Page text
=====

Ovarian carcinoma claims the lives of more than 14,000 American women every year. It is often detected at late stages and the standard treatment based on surgery and chemotherapy have met with very limited success during the past 40 years. Indeed, the 5-year overall survival rate for patients remains at less than 27%. Hence, there is an urgent need for the development of novel and more effective strategies to improve the current treatments for this disease.
Immune T cells possess the remarkable ability of recognizing and eliminating cancer cells. Immunotherapeutic strategies aimed at exploiting the anti-cancer capacity of T cells have shown impressive effects for the treatment of some tumor types, such as melanoma and lung carcinoma. However, the response rate of ovarian cancer patients to immunotherapy is marginal. One possible reason for this poor therapeutic response is the adverse environment of ovarian tumors, which inhibits the inherent protective function of immune cells. Therefore, identifying, understanding and targeting the specific pathways that ovarian tumors exploit in immune cells to control their activity is fundamental for developing the next generation of successful ovarian cancer immunotherapies.
Our laboratory pioneered the discovery that immune cells within ovarian tumors are “stressed out” within these malignant masses due to harsh environmental conditions such as decreased oxygen availability and lack of nutrients. The central hypothesis of our project is that stressed out immune cells in ovarian cancer are unable to execute their crucial anti-tumoral functions. Accordingly, this project will comprehensively characterize the tactics that ovarian cancers utilize to induce cellular stress in the immune system and will unveil the functional processes that are affected in stressed out immune cells. In addition, we will test the novel translational hypothesis that controlling immune stress within the tumor environment could be used as a new strategy to generate protective immunity against ovarian cancer. In summary, our project will provide novel mechanistic insights into how ovarian cancer manipulates the function of immune cells to evade immune control and will also establish first-in-class therapeutic interventions aimed at unleashing durable anti-ovarian cancer immunity.

=====

Data extracts

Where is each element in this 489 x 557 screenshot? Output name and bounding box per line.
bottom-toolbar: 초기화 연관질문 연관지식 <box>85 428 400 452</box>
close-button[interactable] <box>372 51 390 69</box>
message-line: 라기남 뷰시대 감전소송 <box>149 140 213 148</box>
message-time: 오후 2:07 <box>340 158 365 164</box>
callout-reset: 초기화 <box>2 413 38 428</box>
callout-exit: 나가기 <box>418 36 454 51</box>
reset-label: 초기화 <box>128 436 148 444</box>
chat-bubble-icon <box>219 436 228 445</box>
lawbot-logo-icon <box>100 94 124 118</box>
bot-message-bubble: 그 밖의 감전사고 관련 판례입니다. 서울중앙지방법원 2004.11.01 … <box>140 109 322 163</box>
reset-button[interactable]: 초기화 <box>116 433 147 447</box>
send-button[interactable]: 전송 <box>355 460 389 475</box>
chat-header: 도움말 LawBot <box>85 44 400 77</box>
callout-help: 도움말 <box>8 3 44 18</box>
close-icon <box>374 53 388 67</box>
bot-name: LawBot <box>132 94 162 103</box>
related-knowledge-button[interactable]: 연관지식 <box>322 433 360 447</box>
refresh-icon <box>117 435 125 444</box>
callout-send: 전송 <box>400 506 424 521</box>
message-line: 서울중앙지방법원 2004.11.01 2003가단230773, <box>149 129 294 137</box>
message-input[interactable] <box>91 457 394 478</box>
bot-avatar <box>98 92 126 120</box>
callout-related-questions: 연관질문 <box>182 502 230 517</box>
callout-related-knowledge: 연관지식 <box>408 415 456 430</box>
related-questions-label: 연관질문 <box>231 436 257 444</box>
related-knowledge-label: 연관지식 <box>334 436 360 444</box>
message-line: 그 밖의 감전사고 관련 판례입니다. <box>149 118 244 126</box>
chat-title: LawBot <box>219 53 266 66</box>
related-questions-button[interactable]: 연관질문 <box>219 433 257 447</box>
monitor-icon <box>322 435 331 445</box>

=====

Carry on the text about stressed immune cells in ovarian tumors, starting after its last sentence.

This grant was made possible in part by a generous donation from Allison Danré, in honor of Cecile Hryhorczuk, and Ovarian Cycle Atlanta.
Dr. Camilla Salvagno is a postdoctoral fellow in the laboratory of Dr. Juan Cubillos-Ruiz at Weill Cornell Medical College, New York. Dr. Salvagno obtained her MS degree in Medical, Molecular and Cellular Biotechnology at Vita-Salute San Raffaele University in Milan, Italy, and her Ph.D. in Tumor Immunology at the Netherlands Cancer Institute in Amsterdam, The Netherlands. During her doctoral studies in the lab of Dr. Karin de Visser, Dr. Salvagno focused on the role of the immune system in promoting tumorigenesis and influencing therapy response in breast cancer. As a graduate student, she received a travel grant from Keystone Symposia. After her graduate studies, she was recruited as a Postdoctoral Fellow in the lab of Dr. Cubillos-Ruiz. Dr. Salvagno current research aims at understanding how endoplasmic reticulum (ER) stress responses coordinate global immunosuppressive networks in the tumor microenvironment. Her goal is to create the next generation of ER stress-based approaches to improve the anti-cancer efficacy of conventional therapies and immunotherapies for ovarian cancer.